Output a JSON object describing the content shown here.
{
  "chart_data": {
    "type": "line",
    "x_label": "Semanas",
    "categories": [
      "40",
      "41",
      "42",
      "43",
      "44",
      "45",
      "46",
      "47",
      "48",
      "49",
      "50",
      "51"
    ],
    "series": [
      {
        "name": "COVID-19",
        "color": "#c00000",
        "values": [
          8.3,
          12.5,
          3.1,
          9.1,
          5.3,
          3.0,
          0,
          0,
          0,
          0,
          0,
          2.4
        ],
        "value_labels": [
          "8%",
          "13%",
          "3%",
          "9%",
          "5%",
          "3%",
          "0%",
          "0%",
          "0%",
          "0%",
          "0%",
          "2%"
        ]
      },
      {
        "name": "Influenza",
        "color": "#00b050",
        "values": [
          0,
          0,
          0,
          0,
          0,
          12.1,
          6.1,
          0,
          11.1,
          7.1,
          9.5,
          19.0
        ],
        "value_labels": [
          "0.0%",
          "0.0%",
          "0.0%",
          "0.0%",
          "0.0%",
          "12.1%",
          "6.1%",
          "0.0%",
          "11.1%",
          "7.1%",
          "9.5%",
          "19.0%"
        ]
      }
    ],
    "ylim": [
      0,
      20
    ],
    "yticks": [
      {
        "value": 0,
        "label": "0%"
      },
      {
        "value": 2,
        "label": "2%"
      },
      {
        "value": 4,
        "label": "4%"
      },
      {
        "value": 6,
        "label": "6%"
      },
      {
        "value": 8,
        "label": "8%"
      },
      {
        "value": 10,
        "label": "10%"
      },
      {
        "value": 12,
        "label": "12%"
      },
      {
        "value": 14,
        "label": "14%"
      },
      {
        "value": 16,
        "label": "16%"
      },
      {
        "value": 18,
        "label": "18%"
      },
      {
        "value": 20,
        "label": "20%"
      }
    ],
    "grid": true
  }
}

:::

The exercise => Please reproduce all of the entries exactly as they stand.

Complete response =>
Output a JSON object describing the content shown here.
{
  "chart_data": {
    "type": "line",
    "x_label": "Semanas",
    "categories": [
      "40",
      "41",
      "42",
      "43",
      "44",
      "45",
      "46",
      "47",
      "48",
      "49",
      "50",
      "51"
    ],
    "series": [
      {
        "name": "COVID-19",
        "color": "#c00000",
        "values": [
          8.3,
          12.5,
          3.1,
          9.1,
          5.3,
          3.0,
          0,
          0,
          0,
          0,
          0,
          2.4
        ],
        "value_labels": [
          "8%",
          "13%",
          "3%",
          "9%",
          "5%",
          "3%",
          "0%",
          "0%",
          "0%",
          "0%",
          "0%",
          "2%"
        ]
      },
      {
        "name": "Influenza",
        "color": "#00b050",
        "values": [
          0,
          0,
          0,
          0,
          0,
          12.1,
          6.1,
          0,
          11.1,
          7.1,
          9.5,
          19.0
        ],
        "value_labels": [
          "0.0%",
          "0.0%",
          "0.0%",
          "0.0%",
          "0.0%",
          "12.1%",
          "6.1%",
          "0.0%",
          "11.1%",
          "7.1%",
          "9.5%",
          "19.0%"
        ]
      }
    ],
    "ylim": [
      0,
      20
    ],
    "yticks": [
      {
        "value": 0,
        "label": "0%"
      },
      {
        "value": 2,
        "label": "2%"
      },
      {
        "value": 4,
        "label": "4%"
      },
      {
        "value": 6,
        "label": "6%"
      },
      {
        "value": 8,
        "label": "8%"
      },
      {
        "value": 10,
        "label": "10%"
      },
      {
        "value": 12,
        "label": "12%"
      },
      {
        "value": 14,
        "label": "14%"
      },
      {
        "value": 16,
        "label": "16%"
      },
      {
        "value": 18,
        "label": "18%"
      },
      {
        "value": 20,
        "label": "20%"
      }
    ],
    "grid": true
  }
}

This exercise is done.